> ENTRIES

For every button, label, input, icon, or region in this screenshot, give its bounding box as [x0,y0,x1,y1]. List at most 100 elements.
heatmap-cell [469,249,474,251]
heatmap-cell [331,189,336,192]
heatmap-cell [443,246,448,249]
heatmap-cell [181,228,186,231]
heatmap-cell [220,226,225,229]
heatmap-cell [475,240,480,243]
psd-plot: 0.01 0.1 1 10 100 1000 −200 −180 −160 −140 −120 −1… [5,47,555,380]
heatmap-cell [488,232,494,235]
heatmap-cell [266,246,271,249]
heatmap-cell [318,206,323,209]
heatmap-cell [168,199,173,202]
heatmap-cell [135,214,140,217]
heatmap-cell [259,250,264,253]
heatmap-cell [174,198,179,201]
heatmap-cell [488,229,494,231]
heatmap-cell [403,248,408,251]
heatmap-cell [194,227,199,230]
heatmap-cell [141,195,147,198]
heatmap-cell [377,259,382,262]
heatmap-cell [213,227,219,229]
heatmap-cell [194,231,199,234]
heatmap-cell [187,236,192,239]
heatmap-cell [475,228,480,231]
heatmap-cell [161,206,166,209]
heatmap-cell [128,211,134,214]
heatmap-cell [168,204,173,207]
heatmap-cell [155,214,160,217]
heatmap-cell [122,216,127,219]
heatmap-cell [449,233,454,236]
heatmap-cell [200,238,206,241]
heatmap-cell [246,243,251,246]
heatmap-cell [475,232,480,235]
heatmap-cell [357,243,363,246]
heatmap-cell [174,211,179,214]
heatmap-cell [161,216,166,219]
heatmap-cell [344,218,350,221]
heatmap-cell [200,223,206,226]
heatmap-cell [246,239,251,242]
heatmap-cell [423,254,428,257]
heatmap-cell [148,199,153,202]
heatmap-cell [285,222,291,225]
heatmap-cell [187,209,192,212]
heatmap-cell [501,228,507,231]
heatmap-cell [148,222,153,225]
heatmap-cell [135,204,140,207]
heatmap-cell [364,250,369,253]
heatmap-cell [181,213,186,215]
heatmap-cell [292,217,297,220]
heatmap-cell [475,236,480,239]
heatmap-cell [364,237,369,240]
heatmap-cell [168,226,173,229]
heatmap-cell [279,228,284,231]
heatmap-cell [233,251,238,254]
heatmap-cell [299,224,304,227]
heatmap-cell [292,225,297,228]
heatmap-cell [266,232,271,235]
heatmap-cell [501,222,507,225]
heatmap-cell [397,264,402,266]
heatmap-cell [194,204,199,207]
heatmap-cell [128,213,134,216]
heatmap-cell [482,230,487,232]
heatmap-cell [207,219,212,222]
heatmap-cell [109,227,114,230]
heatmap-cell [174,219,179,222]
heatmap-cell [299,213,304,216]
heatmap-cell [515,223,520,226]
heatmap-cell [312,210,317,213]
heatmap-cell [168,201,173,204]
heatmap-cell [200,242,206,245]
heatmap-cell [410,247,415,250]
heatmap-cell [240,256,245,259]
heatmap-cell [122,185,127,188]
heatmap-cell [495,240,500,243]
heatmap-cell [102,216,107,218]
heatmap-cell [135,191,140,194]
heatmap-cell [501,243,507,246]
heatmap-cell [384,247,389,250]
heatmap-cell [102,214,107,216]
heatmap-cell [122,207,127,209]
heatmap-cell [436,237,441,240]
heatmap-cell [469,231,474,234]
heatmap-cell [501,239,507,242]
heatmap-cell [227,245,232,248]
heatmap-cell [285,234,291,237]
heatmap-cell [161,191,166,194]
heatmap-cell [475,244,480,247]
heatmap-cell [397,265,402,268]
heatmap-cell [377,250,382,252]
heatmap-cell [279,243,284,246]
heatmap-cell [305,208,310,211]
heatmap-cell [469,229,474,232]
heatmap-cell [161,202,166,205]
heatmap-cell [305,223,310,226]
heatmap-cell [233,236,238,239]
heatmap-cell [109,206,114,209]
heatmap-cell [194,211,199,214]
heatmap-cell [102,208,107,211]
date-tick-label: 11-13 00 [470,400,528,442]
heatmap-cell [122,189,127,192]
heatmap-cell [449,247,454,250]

...

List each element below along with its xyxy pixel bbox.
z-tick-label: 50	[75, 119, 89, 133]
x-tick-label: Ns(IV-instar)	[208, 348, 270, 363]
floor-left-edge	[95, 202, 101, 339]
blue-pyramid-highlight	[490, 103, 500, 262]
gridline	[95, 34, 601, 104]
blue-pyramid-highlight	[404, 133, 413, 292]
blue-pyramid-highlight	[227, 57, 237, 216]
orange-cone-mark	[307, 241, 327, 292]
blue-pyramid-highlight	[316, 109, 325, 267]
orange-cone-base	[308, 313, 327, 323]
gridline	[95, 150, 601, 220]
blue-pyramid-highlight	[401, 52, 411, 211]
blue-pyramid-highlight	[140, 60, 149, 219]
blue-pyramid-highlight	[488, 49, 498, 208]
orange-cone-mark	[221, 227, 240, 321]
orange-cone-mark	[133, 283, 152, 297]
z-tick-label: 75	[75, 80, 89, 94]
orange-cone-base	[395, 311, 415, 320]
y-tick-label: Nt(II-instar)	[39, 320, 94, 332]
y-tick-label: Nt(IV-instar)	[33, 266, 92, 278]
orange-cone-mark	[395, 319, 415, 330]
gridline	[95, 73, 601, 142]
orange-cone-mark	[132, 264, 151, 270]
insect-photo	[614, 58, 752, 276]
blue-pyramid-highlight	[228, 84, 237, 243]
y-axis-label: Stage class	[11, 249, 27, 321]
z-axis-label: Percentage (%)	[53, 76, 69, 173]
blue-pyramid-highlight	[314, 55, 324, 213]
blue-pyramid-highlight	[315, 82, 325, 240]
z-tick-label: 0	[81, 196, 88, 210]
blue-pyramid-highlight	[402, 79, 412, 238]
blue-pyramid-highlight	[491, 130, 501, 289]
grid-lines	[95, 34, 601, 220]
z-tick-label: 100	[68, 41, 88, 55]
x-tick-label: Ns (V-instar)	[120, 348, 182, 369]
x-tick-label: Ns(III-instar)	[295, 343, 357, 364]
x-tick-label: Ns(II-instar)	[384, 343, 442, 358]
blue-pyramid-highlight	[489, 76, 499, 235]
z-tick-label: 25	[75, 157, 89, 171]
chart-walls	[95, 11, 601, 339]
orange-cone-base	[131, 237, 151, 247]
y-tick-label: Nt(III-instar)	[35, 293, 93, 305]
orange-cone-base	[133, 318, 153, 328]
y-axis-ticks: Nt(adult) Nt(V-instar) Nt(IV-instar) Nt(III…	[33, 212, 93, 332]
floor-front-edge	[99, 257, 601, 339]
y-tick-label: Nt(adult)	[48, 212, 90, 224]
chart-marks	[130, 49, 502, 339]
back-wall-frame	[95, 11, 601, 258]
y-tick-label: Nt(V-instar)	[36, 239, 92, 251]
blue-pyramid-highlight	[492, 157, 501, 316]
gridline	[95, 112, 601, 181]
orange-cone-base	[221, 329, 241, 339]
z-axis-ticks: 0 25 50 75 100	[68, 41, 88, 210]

> WHAT YOU SHOULD DO
Reproduce, without changes, the lines starting at the one that contains "For every button, label, input, icon, or" and ending at the one that contains "heatmap-cell [377,259,382,262]", both of those included.

> IN RESPONSE
For every button, label, input, icon, or region in this screenshot, give its bounding box as [x0,y0,x1,y1]. List at most 100 elements.
heatmap-cell [469,249,474,251]
heatmap-cell [331,189,336,192]
heatmap-cell [443,246,448,249]
heatmap-cell [181,228,186,231]
heatmap-cell [220,226,225,229]
heatmap-cell [475,240,480,243]
psd-plot: 0.01 0.1 1 10 100 1000 −200 −180 −160 −140 −120 −1… [5,47,555,380]
heatmap-cell [488,232,494,235]
heatmap-cell [266,246,271,249]
heatmap-cell [318,206,323,209]
heatmap-cell [168,199,173,202]
heatmap-cell [135,214,140,217]
heatmap-cell [259,250,264,253]
heatmap-cell [174,198,179,201]
heatmap-cell [488,229,494,231]
heatmap-cell [403,248,408,251]
heatmap-cell [194,227,199,230]
heatmap-cell [141,195,147,198]
heatmap-cell [377,259,382,262]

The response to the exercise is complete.